● Objective
From the entries below, copy every line holding the word "Pant".

##### Dataset rows #####

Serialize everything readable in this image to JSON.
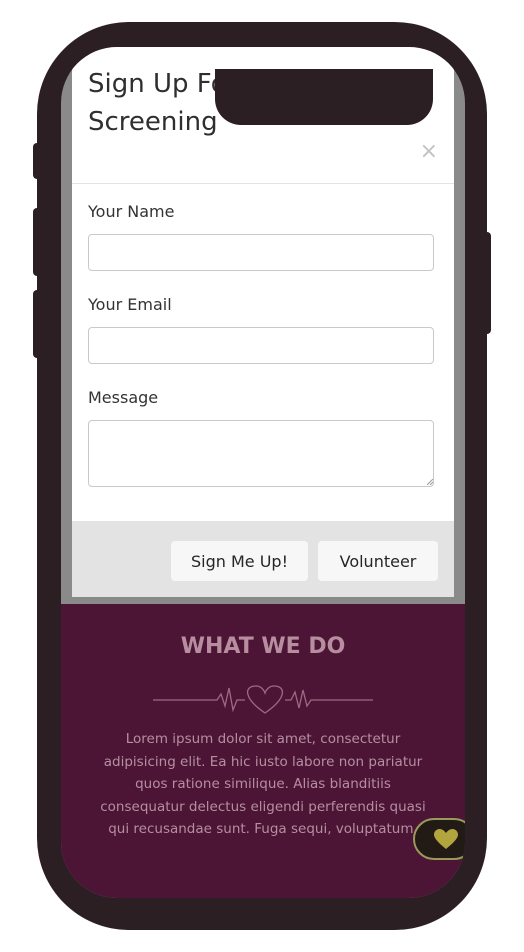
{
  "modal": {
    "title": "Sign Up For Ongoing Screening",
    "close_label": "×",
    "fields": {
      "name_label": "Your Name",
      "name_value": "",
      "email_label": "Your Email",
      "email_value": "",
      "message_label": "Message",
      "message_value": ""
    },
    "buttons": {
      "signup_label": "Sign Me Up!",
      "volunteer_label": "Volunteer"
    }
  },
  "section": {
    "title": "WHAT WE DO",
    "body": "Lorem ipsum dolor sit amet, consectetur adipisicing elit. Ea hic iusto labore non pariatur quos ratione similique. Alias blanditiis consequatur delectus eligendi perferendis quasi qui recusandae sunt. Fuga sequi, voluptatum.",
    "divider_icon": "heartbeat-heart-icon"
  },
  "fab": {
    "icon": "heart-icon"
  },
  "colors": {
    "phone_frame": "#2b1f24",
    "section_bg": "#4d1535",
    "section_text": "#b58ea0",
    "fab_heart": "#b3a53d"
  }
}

#####
##### Dataset rows #####

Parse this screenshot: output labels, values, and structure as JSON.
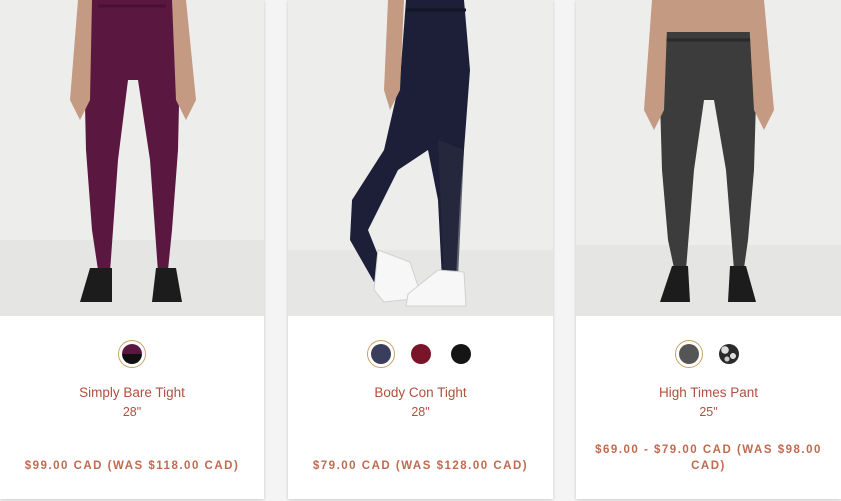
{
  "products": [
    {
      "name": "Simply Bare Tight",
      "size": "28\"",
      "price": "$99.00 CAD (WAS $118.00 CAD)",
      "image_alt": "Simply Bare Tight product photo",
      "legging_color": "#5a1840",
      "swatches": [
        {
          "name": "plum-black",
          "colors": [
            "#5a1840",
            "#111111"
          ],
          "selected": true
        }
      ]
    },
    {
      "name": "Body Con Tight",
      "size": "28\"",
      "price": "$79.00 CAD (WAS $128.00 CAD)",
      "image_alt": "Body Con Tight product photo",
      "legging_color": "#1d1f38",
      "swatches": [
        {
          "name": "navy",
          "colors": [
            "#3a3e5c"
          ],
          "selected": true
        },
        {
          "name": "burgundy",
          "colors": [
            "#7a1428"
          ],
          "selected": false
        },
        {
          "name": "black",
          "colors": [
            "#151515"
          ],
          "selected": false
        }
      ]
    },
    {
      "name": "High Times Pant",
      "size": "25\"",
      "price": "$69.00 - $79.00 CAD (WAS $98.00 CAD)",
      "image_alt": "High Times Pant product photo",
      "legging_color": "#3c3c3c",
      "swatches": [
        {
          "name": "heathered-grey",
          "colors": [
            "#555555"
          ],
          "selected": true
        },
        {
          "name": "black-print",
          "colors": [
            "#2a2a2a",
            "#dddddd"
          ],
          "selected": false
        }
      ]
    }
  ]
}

#####

● Output of the task
      "name": "High Times Pant",
      "image_alt": "High Times Pant product photo",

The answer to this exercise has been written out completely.